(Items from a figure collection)

--- --- ---

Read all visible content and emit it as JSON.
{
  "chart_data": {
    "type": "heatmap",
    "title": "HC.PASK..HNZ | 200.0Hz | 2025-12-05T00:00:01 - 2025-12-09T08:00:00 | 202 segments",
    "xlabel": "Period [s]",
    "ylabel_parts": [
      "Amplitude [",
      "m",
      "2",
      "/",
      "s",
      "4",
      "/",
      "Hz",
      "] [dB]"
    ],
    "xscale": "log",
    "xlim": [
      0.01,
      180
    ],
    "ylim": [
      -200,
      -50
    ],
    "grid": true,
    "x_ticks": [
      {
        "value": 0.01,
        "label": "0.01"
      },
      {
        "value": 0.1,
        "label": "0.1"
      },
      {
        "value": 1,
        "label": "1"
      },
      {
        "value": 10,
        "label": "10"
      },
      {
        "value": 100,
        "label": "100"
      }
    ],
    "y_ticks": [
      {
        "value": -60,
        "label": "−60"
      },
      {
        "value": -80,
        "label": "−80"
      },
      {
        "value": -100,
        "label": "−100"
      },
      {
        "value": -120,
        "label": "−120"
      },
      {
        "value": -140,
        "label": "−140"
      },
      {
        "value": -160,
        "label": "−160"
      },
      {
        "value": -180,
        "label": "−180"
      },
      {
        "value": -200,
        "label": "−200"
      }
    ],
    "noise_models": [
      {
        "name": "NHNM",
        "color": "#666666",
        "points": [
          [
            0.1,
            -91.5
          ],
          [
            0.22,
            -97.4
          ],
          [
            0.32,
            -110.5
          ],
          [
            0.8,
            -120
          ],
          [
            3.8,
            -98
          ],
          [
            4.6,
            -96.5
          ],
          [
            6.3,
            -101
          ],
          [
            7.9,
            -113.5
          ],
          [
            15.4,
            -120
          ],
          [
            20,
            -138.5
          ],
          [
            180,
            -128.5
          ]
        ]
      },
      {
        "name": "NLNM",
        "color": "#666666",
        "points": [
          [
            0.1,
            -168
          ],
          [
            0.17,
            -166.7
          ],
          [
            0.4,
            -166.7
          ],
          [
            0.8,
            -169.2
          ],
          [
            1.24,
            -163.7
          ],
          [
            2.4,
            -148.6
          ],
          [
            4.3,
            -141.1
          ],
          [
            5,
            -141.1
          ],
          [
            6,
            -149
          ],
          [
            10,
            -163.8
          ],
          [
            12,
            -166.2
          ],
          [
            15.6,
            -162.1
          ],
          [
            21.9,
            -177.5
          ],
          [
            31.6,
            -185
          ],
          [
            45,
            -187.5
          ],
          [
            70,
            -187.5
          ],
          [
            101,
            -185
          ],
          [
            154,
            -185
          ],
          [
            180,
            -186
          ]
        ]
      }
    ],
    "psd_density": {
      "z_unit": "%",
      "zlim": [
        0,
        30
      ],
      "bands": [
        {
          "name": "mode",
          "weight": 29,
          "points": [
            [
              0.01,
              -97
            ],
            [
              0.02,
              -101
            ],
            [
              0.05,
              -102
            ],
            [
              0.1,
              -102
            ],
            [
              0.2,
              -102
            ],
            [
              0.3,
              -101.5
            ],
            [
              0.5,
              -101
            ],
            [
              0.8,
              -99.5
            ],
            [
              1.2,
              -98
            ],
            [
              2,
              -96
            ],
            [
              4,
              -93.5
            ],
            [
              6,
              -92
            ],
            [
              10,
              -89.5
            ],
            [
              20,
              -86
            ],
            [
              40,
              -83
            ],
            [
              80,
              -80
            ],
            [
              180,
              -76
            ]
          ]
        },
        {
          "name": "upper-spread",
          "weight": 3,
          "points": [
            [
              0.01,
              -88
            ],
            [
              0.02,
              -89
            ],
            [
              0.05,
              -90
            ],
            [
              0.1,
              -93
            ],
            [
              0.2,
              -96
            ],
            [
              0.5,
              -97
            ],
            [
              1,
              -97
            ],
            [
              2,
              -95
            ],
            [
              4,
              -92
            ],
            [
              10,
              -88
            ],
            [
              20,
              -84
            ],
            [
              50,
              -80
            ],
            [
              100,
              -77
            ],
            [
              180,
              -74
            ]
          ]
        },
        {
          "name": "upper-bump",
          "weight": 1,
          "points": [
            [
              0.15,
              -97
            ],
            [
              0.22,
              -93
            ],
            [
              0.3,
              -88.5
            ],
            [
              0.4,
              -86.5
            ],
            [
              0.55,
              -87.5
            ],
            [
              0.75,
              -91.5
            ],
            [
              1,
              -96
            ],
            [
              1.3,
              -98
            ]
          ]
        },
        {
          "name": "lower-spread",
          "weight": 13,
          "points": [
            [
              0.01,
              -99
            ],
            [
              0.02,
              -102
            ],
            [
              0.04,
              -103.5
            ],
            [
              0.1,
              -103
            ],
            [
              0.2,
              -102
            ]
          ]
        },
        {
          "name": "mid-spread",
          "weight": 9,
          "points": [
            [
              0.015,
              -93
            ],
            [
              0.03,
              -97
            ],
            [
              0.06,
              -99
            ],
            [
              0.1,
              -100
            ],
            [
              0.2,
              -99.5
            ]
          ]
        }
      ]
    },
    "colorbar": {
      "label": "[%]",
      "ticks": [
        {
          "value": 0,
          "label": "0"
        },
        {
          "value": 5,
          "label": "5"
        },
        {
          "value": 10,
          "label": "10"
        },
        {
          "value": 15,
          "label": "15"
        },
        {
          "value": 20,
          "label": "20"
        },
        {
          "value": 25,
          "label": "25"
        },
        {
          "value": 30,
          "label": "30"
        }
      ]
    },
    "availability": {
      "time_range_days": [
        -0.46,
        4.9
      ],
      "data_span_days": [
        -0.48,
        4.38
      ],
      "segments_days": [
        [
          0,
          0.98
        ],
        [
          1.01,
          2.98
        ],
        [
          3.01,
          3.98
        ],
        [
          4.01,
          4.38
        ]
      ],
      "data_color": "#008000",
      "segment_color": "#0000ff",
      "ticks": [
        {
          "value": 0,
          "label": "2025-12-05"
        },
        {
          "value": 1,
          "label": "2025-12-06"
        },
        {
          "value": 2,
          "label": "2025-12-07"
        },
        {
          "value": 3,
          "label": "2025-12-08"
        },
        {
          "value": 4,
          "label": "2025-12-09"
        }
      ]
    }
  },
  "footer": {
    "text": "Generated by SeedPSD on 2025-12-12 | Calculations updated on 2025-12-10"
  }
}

--- --- ---

**Written request:**
Reproduce each record shown above without altering a single word.

**Solution below:**
Read all visible content and emit it as JSON.
{
  "chart_data": {
    "type": "heatmap",
    "title": "HC.PASK..HNZ | 200.0Hz | 2025-12-05T00:00:01 - 2025-12-09T08:00:00 | 202 segments",
    "xlabel": "Period [s]",
    "ylabel_parts": [
      "Amplitude [",
      "m",
      "2",
      "/",
      "s",
      "4",
      "/",
      "Hz",
      "] [dB]"
    ],
    "xscale": "log",
    "xlim": [
      0.01,
      180
    ],
    "ylim": [
      -200,
      -50
    ],
    "grid": true,
    "x_ticks": [
      {
        "value": 0.01,
        "label": "0.01"
      },
      {
        "value": 0.1,
        "label": "0.1"
      },
      {
        "value": 1,
        "label": "1"
      },
      {
        "value": 10,
        "label": "10"
      },
      {
        "value": 100,
        "label": "100"
      }
    ],
    "y_ticks": [
      {
        "value": -60,
        "label": "−60"
      },
      {
        "value": -80,
        "label": "−80"
      },
      {
        "value": -100,
        "label": "−100"
      },
      {
        "value": -120,
        "label": "−120"
      },
      {
        "value": -140,
        "label": "−140"
      },
      {
        "value": -160,
        "label": "−160"
      },
      {
        "value": -180,
        "label": "−180"
      },
      {
        "value": -200,
        "label": "−200"
      }
    ],
    "noise_models": [
      {
        "name": "NHNM",
        "color": "#666666",
        "points": [
          [
            0.1,
            -91.5
          ],
          [
            0.22,
            -97.4
          ],
          [
            0.32,
            -110.5
          ],
          [
            0.8,
            -120
          ],
          [
            3.8,
            -98
          ],
          [
            4.6,
            -96.5
          ],
          [
            6.3,
            -101
          ],
          [
            7.9,
            -113.5
          ],
          [
            15.4,
            -120
          ],
          [
            20,
            -138.5
          ],
          [
            180,
            -128.5
          ]
        ]
      },
      {
        "name": "NLNM",
        "color": "#666666",
        "points": [
          [
            0.1,
            -168
          ],
          [
            0.17,
            -166.7
          ],
          [
            0.4,
            -166.7
          ],
          [
            0.8,
            -169.2
          ],
          [
            1.24,
            -163.7
          ],
          [
            2.4,
            -148.6
          ],
          [
            4.3,
            -141.1
          ],
          [
            5,
            -141.1
          ],
          [
            6,
            -149
          ],
          [
            10,
            -163.8
          ],
          [
            12,
            -166.2
          ],
          [
            15.6,
            -162.1
          ],
          [
            21.9,
            -177.5
          ],
          [
            31.6,
            -185
          ],
          [
            45,
            -187.5
          ],
          [
            70,
            -187.5
          ],
          [
            101,
            -185
          ],
          [
            154,
            -185
          ],
          [
            180,
            -186
          ]
        ]
      }
    ],
    "psd_density": {
      "z_unit": "%",
      "zlim": [
        0,
        30
      ],
      "bands": [
        {
          "name": "mode",
          "weight": 29,
          "points": [
            [
              0.01,
              -97
            ],
            [
              0.02,
              -101
            ],
            [
              0.05,
              -102
            ],
            [
              0.1,
              -102
            ],
            [
              0.2,
              -102
            ],
            [
              0.3,
              -101.5
            ],
            [
              0.5,
              -101
            ],
            [
              0.8,
              -99.5
            ],
            [
              1.2,
              -98
            ],
            [
              2,
              -96
            ],
            [
              4,
              -93.5
            ],
            [
              6,
              -92
            ],
            [
              10,
              -89.5
            ],
            [
              20,
              -86
            ],
            [
              40,
              -83
            ],
            [
              80,
              -80
            ],
            [
              180,
              -76
            ]
          ]
        },
        {
          "name": "upper-spread",
          "weight": 3,
          "points": [
            [
              0.01,
              -88
            ],
            [
              0.02,
              -89
            ],
            [
              0.05,
              -90
            ],
            [
              0.1,
              -93
            ],
            [
              0.2,
              -96
            ],
            [
              0.5,
              -97
            ],
            [
              1,
              -97
            ],
            [
              2,
              -95
            ],
            [
              4,
              -92
            ],
            [
              10,
              -88
            ],
            [
              20,
              -84
            ],
            [
              50,
              -80
            ],
            [
              100,
              -77
            ],
            [
              180,
              -74
            ]
          ]
        },
        {
          "name": "upper-bump",
          "weight": 1,
          "points": [
            [
              0.15,
              -97
            ],
            [
              0.22,
              -93
            ],
            [
              0.3,
              -88.5
            ],
            [
              0.4,
              -86.5
            ],
            [
              0.55,
              -87.5
            ],
            [
              0.75,
              -91.5
            ],
            [
              1,
              -96
            ],
            [
              1.3,
              -98
            ]
          ]
        },
        {
          "name": "lower-spread",
          "weight": 13,
          "points": [
            [
              0.01,
              -99
            ],
            [
              0.02,
              -102
            ],
            [
              0.04,
              -103.5
            ],
            [
              0.1,
              -103
            ],
            [
              0.2,
              -102
            ]
          ]
        },
        {
          "name": "mid-spread",
          "weight": 9,
          "points": [
            [
              0.015,
              -93
            ],
            [
              0.03,
              -97
            ],
            [
              0.06,
              -99
            ],
            [
              0.1,
              -100
            ],
            [
              0.2,
              -99.5
            ]
          ]
        }
      ]
    },
    "colorbar": {
      "label": "[%]",
      "ticks": [
        {
          "value": 0,
          "label": "0"
        },
        {
          "value": 5,
          "label": "5"
        },
        {
          "value": 10,
          "label": "10"
        },
        {
          "value": 15,
          "label": "15"
        },
        {
          "value": 20,
          "label": "20"
        },
        {
          "value": 25,
          "label": "25"
        },
        {
          "value": 30,
          "label": "30"
        }
      ]
    },
    "availability": {
      "time_range_days": [
        -0.46,
        4.9
      ],
      "data_span_days": [
        -0.48,
        4.38
      ],
      "segments_days": [
        [
          0,
          0.98
        ],
        [
          1.01,
          2.98
        ],
        [
          3.01,
          3.98
        ],
        [
          4.01,
          4.38
        ]
      ],
      "data_color": "#008000",
      "segment_color": "#0000ff",
      "ticks": [
        {
          "value": 0,
          "label": "2025-12-05"
        },
        {
          "value": 1,
          "label": "2025-12-06"
        },
        {
          "value": 2,
          "label": "2025-12-07"
        },
        {
          "value": 3,
          "label": "2025-12-08"
        },
        {
          "value": 4,
          "label": "2025-12-09"
        }
      ]
    }
  },
  "footer": {
    "text": "Generated by SeedPSD on 2025-12-12 | Calculations updated on 2025-12-10"
  }
}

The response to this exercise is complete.